# What you are asked to do
Write out the part of the passage on American quilt patterns starting with "Many abolitionists routinely" and going on through "to freedom 〈6〉.", copying it character for character.

# Extracted text
——

But technological acceleration was now upon us, and the compositional criterion of regular modules (the blocks) of geometric form and great simplicity of execution replaced the traditional wholecloth and medallion. Crucial to its success was its adaptability to the new mechanical medium, the sewing machine, which was increasingly present in american homes. In addition, the construction of modern transportation networks and the intensification of commerce provided access to an expanding array of fabrics, which became increasingly colorful with the advent (1856) of artificial aniline-based dyes.
These included the Star of Bethlehem, in which the eight points of the star are composed of small diamond-shaped units, the Le Moyne Star, composed of eight diamond-shaped parts, the Variable Star and the Ohio Star, both based on a central square, and the Feathered Star, a synthesis of the previous ones with the addition of a knurled border around the points. At the same time, non-star designs such as the Nine Patch, Flying Geese, and Wild Goose Chase proliferated. Appliques also appeared, no longer cut out in imitation of existing figures, but specially conceived, such as the Triple Tulip, inspired by the pomegranates depicted on palampores and chintzes.
The Exhibition of the Industry of All Nations, held at New York’s Crystal Palace in 1853 (and exemplified by the Great Exhibition in London just two years earlier), took stock of the young nation’s economic, scientific, and technological progress. Patriotic pride, the absence of any reverential fear of european competitors, served as a screen for many unresolved contradictions. The abolitionist movement exploded these contradictions. The demand to end slavery brought dramatically divergent interests and views into play.
Many abolitionists routinely used quilts to promote their beliefs. Consider how Job’s Tears became Slave Chains, or how a new pattern, the North Star, was named in homage to the North Star that was supposed to guide runaway slaves to freedom 〈6〉.

——

# Extracted information
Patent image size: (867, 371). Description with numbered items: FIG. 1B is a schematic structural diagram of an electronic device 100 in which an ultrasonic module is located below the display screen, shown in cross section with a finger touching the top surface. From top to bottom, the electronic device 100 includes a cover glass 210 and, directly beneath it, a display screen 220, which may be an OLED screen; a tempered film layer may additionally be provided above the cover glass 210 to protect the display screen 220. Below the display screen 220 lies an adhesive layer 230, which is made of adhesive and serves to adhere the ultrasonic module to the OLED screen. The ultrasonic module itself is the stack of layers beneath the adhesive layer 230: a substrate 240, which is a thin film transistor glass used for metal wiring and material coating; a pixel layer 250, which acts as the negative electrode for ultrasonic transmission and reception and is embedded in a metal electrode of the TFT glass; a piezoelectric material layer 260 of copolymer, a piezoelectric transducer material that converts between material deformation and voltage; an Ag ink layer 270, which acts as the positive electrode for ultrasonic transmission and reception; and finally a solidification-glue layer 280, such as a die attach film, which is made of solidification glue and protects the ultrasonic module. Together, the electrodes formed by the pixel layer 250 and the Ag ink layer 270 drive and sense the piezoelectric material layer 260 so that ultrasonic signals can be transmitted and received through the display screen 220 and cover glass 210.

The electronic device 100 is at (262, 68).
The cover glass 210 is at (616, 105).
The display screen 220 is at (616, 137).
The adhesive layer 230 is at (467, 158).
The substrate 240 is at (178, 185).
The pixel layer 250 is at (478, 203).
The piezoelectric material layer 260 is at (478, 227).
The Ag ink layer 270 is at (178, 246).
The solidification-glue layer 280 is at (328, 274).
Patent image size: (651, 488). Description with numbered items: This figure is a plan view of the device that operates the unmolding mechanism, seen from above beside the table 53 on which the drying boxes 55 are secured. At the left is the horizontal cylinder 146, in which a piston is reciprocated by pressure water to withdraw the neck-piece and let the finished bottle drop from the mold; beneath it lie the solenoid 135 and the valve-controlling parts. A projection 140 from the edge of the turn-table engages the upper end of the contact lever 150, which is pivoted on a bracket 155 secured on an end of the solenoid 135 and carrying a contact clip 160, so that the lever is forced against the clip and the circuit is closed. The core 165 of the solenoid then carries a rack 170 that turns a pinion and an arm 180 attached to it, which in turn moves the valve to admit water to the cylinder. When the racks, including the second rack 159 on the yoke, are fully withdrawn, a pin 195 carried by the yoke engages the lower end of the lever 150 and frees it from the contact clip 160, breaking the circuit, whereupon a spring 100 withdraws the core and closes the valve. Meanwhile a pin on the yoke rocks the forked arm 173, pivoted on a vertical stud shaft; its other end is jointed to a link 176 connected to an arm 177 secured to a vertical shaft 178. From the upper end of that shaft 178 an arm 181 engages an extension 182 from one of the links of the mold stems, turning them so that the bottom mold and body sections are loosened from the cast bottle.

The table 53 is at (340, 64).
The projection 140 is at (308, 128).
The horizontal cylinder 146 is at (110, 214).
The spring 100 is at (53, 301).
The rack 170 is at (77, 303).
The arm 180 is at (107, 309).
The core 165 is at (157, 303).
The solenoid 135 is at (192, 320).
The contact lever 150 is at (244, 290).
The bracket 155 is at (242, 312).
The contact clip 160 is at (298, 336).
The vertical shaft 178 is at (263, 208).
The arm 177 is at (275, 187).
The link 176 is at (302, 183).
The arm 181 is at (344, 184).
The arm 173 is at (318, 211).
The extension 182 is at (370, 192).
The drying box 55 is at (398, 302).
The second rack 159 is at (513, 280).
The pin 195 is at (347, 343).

——

# Answer
Many abolitionists routinely used quilts to promote their beliefs. Consider how Job’s Tears became Slave Chains, or how a new pattern, the North Star, was named in homage to the North Star that was supposed to guide runaway slaves to freedom 〈6〉.